• PROBLEM DESCRIPTION
Copy the data below exactly, omitting any picture it contains.

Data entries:
________

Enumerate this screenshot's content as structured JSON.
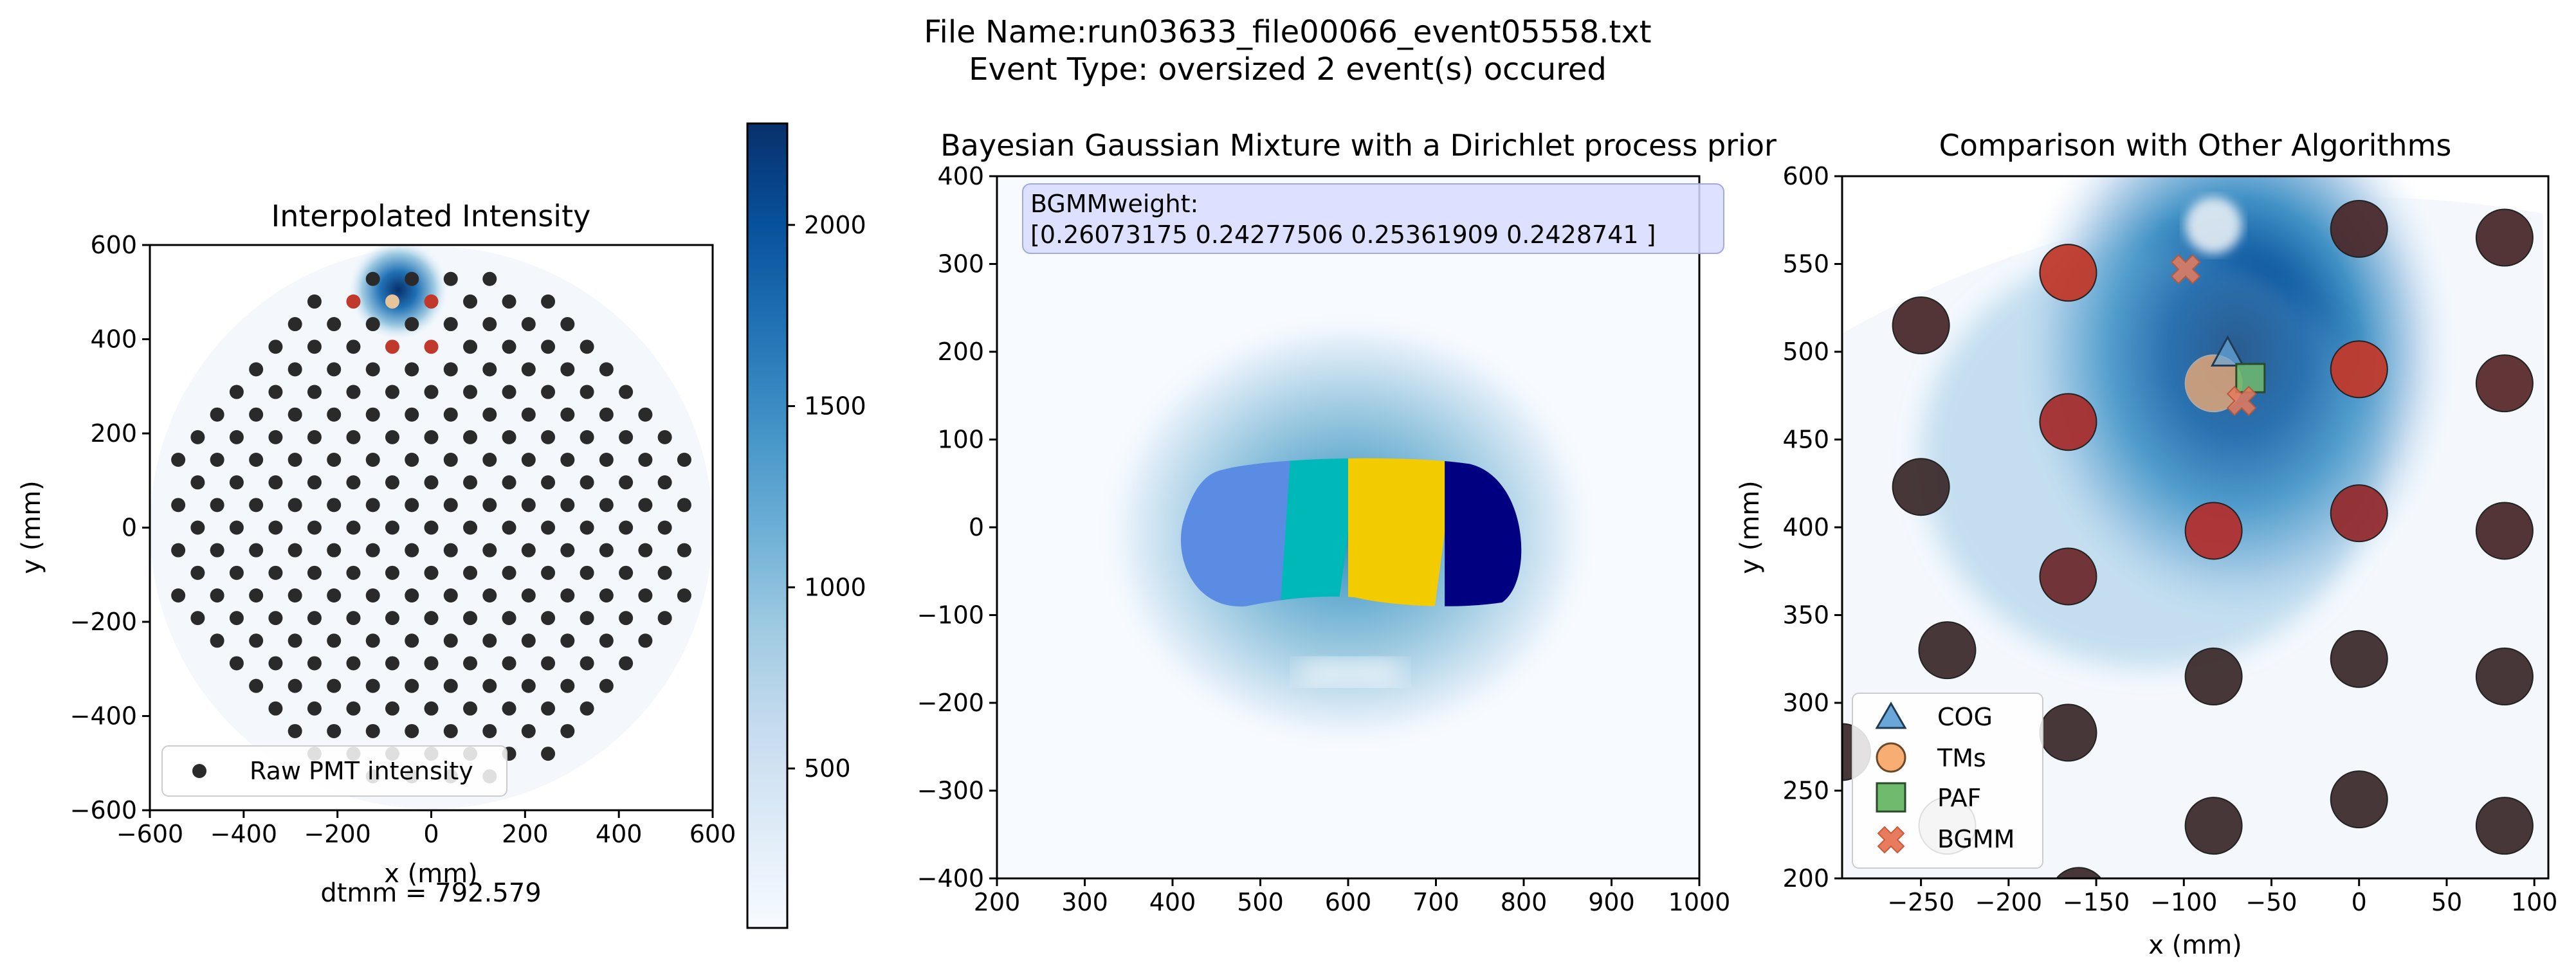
{
  "figure": {
    "suptitle_line1": "File Name:run03633_file00066_event05558.txt",
    "suptitle_line2": "Event Type: oversized    2 event(s) occured"
  },
  "chart_data": [
    {
      "type": "scatter",
      "title": "Interpolated Intensity",
      "xlabel": "x (mm)",
      "ylabel": "y (mm)",
      "xlim": [
        -600,
        600
      ],
      "ylim": [
        -600,
        600
      ],
      "xticks": [
        "−600",
        "−400",
        "−200",
        "0",
        "200",
        "400",
        "600"
      ],
      "yticks": [
        "−600",
        "−400",
        "−200",
        "0",
        "200",
        "400",
        "600"
      ],
      "background": "interpolated intensity heatmap (Blues), hot spot near (-70, 500)",
      "detector_radius_mm": 600,
      "pmt_pitch_x_mm": 83,
      "pmt_pitch_y_mm": 48,
      "pmt_color": "#2a2a2a",
      "hit_color": "#c0392b",
      "peak_color": "#e8c49a",
      "hit_pmts": [
        {
          "x": -166,
          "y": 545
        },
        {
          "x": 0,
          "y": 570
        },
        {
          "x": -83,
          "y": 570
        },
        {
          "x": -166,
          "y": 460
        },
        {
          "x": 0,
          "y": 490
        },
        {
          "x": -83,
          "y": 400
        },
        {
          "x": 0,
          "y": 410
        }
      ],
      "peak_pmt": {
        "x": -83,
        "y": 480
      },
      "legend": [
        "Raw PMT intensity"
      ],
      "legend_loc": "lower-left",
      "annotation": "dtmm = 792.579",
      "colorbar": {
        "cmap": "Blues",
        "min": 60,
        "max": 2280,
        "ticks": [
          "500",
          "1000",
          "1500",
          "2000"
        ],
        "tick_values": [
          500,
          1000,
          1500,
          2000
        ]
      }
    },
    {
      "type": "heatmap",
      "title": "Bayesian Gaussian Mixture with a Dirichlet process prior",
      "xlim": [
        200,
        1000
      ],
      "ylim": [
        -400,
        400
      ],
      "xticks": [
        "200",
        "300",
        "400",
        "500",
        "600",
        "700",
        "800",
        "900",
        "1000"
      ],
      "yticks": [
        "−400",
        "−300",
        "−200",
        "−100",
        "0",
        "100",
        "200",
        "300",
        "400"
      ],
      "annotation_line1": "BGMMweight:",
      "annotation_line2": "[0.26073175 0.24277506 0.25361909 0.2428741 ]",
      "weights": [
        0.26073175,
        0.24277506,
        0.25361909,
        0.2428741
      ],
      "cluster_colors": [
        "#5b8ce3",
        "#00b8b8",
        "#f2cc00",
        "#000080"
      ],
      "cluster_x_ranges": [
        [
          410,
          535
        ],
        [
          535,
          600
        ],
        [
          600,
          710
        ],
        [
          710,
          790
        ]
      ],
      "blob_y_range": [
        -90,
        78
      ]
    },
    {
      "type": "scatter",
      "title": "Comparison with Other Algorithms",
      "xlabel": "x (mm)",
      "ylabel": "y (mm)",
      "xlim": [
        -295,
        108
      ],
      "ylim": [
        200,
        600
      ],
      "xticks": [
        "−250",
        "−200",
        "−150",
        "−100",
        "−50",
        "0",
        "50",
        "100"
      ],
      "yticks": [
        "200",
        "250",
        "300",
        "350",
        "400",
        "450",
        "500",
        "550",
        "600"
      ],
      "pmts": [
        {
          "x": 0,
          "y": 570,
          "c": "#4a2a2c"
        },
        {
          "x": 83,
          "y": 565,
          "c": "#4a2a2c"
        },
        {
          "x": -166,
          "y": 545,
          "c": "#c0392b"
        },
        {
          "x": -250,
          "y": 515,
          "c": "#4a2a2c"
        },
        {
          "x": 0,
          "y": 490,
          "c": "#c0392b"
        },
        {
          "x": 83,
          "y": 482,
          "c": "#5a2a2c"
        },
        {
          "x": -166,
          "y": 460,
          "c": "#a52e2e"
        },
        {
          "x": -250,
          "y": 423,
          "c": "#3d2c2d"
        },
        {
          "x": -83,
          "y": 398,
          "c": "#b02f2f"
        },
        {
          "x": 0,
          "y": 408,
          "c": "#922b2e"
        },
        {
          "x": 83,
          "y": 398,
          "c": "#4a2a2c"
        },
        {
          "x": -166,
          "y": 372,
          "c": "#6b2a2e"
        },
        {
          "x": -235,
          "y": 330,
          "c": "#3d2c2d"
        },
        {
          "x": -83,
          "y": 315,
          "c": "#3d2c2d"
        },
        {
          "x": 0,
          "y": 325,
          "c": "#3d2c2d"
        },
        {
          "x": 83,
          "y": 315,
          "c": "#3d2c2d"
        },
        {
          "x": -166,
          "y": 283,
          "c": "#3d2c2d"
        },
        {
          "x": -295,
          "y": 272,
          "c": "#3d2c2d"
        },
        {
          "x": -83,
          "y": 230,
          "c": "#3d2c2d"
        },
        {
          "x": 0,
          "y": 245,
          "c": "#3d2c2d"
        },
        {
          "x": 83,
          "y": 230,
          "c": "#3d2c2d"
        },
        {
          "x": -235,
          "y": 230,
          "c": "#b5b5b5"
        },
        {
          "x": -160,
          "y": 190,
          "c": "#3d2c2d"
        }
      ],
      "tms_point": {
        "x": -83,
        "y": 482
      },
      "white_blob": {
        "x": -83,
        "y": 572
      },
      "cog": {
        "x": -75,
        "y": 498
      },
      "paf": {
        "x": -62,
        "y": 485
      },
      "bgmm": [
        {
          "x": -99,
          "y": 547
        },
        {
          "x": -67,
          "y": 472
        }
      ],
      "heat_center": {
        "x": -70,
        "y": 500
      },
      "legend": [
        "COG",
        "TMs",
        "PAF",
        "BGMM"
      ],
      "legend_loc": "lower-left",
      "marker_colors": {
        "COG": "#6aa7d8",
        "TMs": "#f8ad72",
        "PAF": "#6ebb6e",
        "BGMM": "#e87a5d"
      }
    }
  ]
}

________

• RESULT BELOW
Enumerate this screenshot's content as structured JSON.
{
  "figure": {
    "suptitle_line1": "File Name:run03633_file00066_event05558.txt",
    "suptitle_line2": "Event Type: oversized    2 event(s) occured"
  },
  "chart_data": [
    {
      "type": "scatter",
      "title": "Interpolated Intensity",
      "xlabel": "x (mm)",
      "ylabel": "y (mm)",
      "xlim": [
        -600,
        600
      ],
      "ylim": [
        -600,
        600
      ],
      "xticks": [
        "−600",
        "−400",
        "−200",
        "0",
        "200",
        "400",
        "600"
      ],
      "yticks": [
        "−600",
        "−400",
        "−200",
        "0",
        "200",
        "400",
        "600"
      ],
      "background": "interpolated intensity heatmap (Blues), hot spot near (-70, 500)",
      "detector_radius_mm": 600,
      "pmt_pitch_x_mm": 83,
      "pmt_pitch_y_mm": 48,
      "pmt_color": "#2a2a2a",
      "hit_color": "#c0392b",
      "peak_color": "#e8c49a",
      "hit_pmts": [
        {
          "x": -166,
          "y": 545
        },
        {
          "x": 0,
          "y": 570
        },
        {
          "x": -83,
          "y": 570
        },
        {
          "x": -166,
          "y": 460
        },
        {
          "x": 0,
          "y": 490
        },
        {
          "x": -83,
          "y": 400
        },
        {
          "x": 0,
          "y": 410
        }
      ],
      "peak_pmt": {
        "x": -83,
        "y": 480
      },
      "legend": [
        "Raw PMT intensity"
      ],
      "legend_loc": "lower-left",
      "annotation": "dtmm = 792.579",
      "colorbar": {
        "cmap": "Blues",
        "min": 60,
        "max": 2280,
        "ticks": [
          "500",
          "1000",
          "1500",
          "2000"
        ],
        "tick_values": [
          500,
          1000,
          1500,
          2000
        ]
      }
    },
    {
      "type": "heatmap",
      "title": "Bayesian Gaussian Mixture with a Dirichlet process prior",
      "xlim": [
        200,
        1000
      ],
      "ylim": [
        -400,
        400
      ],
      "xticks": [
        "200",
        "300",
        "400",
        "500",
        "600",
        "700",
        "800",
        "900",
        "1000"
      ],
      "yticks": [
        "−400",
        "−300",
        "−200",
        "−100",
        "0",
        "100",
        "200",
        "300",
        "400"
      ],
      "annotation_line1": "BGMMweight:",
      "annotation_line2": "[0.26073175 0.24277506 0.25361909 0.2428741 ]",
      "weights": [
        0.26073175,
        0.24277506,
        0.25361909,
        0.2428741
      ],
      "cluster_colors": [
        "#5b8ce3",
        "#00b8b8",
        "#f2cc00",
        "#000080"
      ],
      "cluster_x_ranges": [
        [
          410,
          535
        ],
        [
          535,
          600
        ],
        [
          600,
          710
        ],
        [
          710,
          790
        ]
      ],
      "blob_y_range": [
        -90,
        78
      ]
    },
    {
      "type": "scatter",
      "title": "Comparison with Other Algorithms",
      "xlabel": "x (mm)",
      "ylabel": "y (mm)",
      "xlim": [
        -295,
        108
      ],
      "ylim": [
        200,
        600
      ],
      "xticks": [
        "−250",
        "−200",
        "−150",
        "−100",
        "−50",
        "0",
        "50",
        "100"
      ],
      "yticks": [
        "200",
        "250",
        "300",
        "350",
        "400",
        "450",
        "500",
        "550",
        "600"
      ],
      "pmts": [
        {
          "x": 0,
          "y": 570,
          "c": "#4a2a2c"
        },
        {
          "x": 83,
          "y": 565,
          "c": "#4a2a2c"
        },
        {
          "x": -166,
          "y": 545,
          "c": "#c0392b"
        },
        {
          "x": -250,
          "y": 515,
          "c": "#4a2a2c"
        },
        {
          "x": 0,
          "y": 490,
          "c": "#c0392b"
        },
        {
          "x": 83,
          "y": 482,
          "c": "#5a2a2c"
        },
        {
          "x": -166,
          "y": 460,
          "c": "#a52e2e"
        },
        {
          "x": -250,
          "y": 423,
          "c": "#3d2c2d"
        },
        {
          "x": -83,
          "y": 398,
          "c": "#b02f2f"
        },
        {
          "x": 0,
          "y": 408,
          "c": "#922b2e"
        },
        {
          "x": 83,
          "y": 398,
          "c": "#4a2a2c"
        },
        {
          "x": -166,
          "y": 372,
          "c": "#6b2a2e"
        },
        {
          "x": -235,
          "y": 330,
          "c": "#3d2c2d"
        },
        {
          "x": -83,
          "y": 315,
          "c": "#3d2c2d"
        },
        {
          "x": 0,
          "y": 325,
          "c": "#3d2c2d"
        },
        {
          "x": 83,
          "y": 315,
          "c": "#3d2c2d"
        },
        {
          "x": -166,
          "y": 283,
          "c": "#3d2c2d"
        },
        {
          "x": -295,
          "y": 272,
          "c": "#3d2c2d"
        },
        {
          "x": -83,
          "y": 230,
          "c": "#3d2c2d"
        },
        {
          "x": 0,
          "y": 245,
          "c": "#3d2c2d"
        },
        {
          "x": 83,
          "y": 230,
          "c": "#3d2c2d"
        },
        {
          "x": -235,
          "y": 230,
          "c": "#b5b5b5"
        },
        {
          "x": -160,
          "y": 190,
          "c": "#3d2c2d"
        }
      ],
      "tms_point": {
        "x": -83,
        "y": 482
      },
      "white_blob": {
        "x": -83,
        "y": 572
      },
      "cog": {
        "x": -75,
        "y": 498
      },
      "paf": {
        "x": -62,
        "y": 485
      },
      "bgmm": [
        {
          "x": -99,
          "y": 547
        },
        {
          "x": -67,
          "y": 472
        }
      ],
      "heat_center": {
        "x": -70,
        "y": 500
      },
      "legend": [
        "COG",
        "TMs",
        "PAF",
        "BGMM"
      ],
      "legend_loc": "lower-left",
      "marker_colors": {
        "COG": "#6aa7d8",
        "TMs": "#f8ad72",
        "PAF": "#6ebb6e",
        "BGMM": "#e87a5d"
      }
    }
  ]
}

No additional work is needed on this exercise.